What this task involves: Determine the number of lines containing the word "npor". Reply with it and nothing else.

(Dataset records on visual material)

^^^^^^^^^^^^^^^^

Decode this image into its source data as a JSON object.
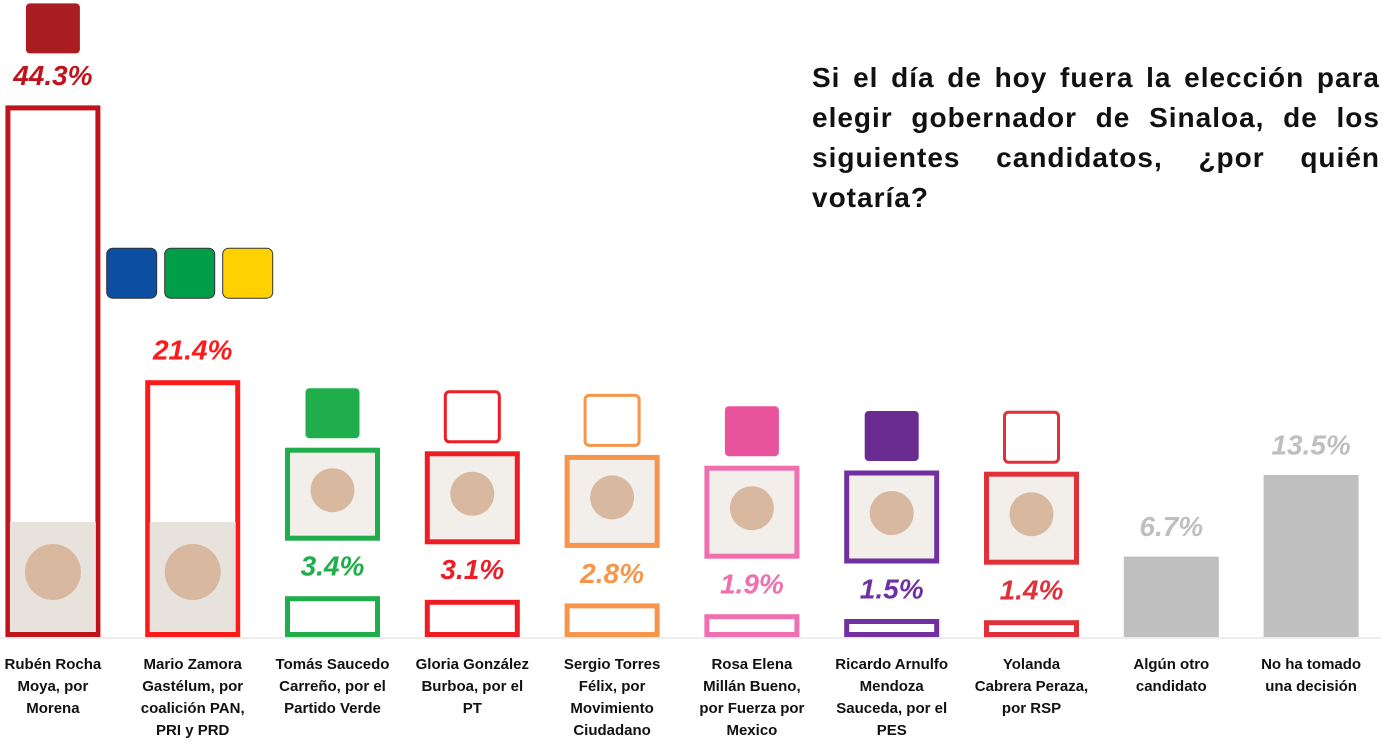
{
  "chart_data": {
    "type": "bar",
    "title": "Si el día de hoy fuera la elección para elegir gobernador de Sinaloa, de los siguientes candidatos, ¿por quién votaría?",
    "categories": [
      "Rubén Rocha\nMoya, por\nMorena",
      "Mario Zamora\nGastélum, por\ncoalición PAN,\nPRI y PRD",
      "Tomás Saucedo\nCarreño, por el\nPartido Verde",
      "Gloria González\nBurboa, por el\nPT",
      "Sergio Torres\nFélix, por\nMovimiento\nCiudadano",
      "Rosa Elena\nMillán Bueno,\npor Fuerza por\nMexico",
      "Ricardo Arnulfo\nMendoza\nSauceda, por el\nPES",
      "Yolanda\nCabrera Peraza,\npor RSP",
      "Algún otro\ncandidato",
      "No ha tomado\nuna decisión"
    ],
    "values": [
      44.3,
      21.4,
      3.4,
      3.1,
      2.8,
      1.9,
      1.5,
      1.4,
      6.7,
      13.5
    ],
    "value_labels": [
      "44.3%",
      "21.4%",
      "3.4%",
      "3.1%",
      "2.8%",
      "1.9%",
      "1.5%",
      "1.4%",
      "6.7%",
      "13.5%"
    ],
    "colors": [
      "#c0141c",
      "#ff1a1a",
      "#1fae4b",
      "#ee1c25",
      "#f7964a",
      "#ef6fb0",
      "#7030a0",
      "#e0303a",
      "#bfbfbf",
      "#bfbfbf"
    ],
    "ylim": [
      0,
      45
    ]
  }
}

^^^^^^^^^^^^^^^^

Result: 2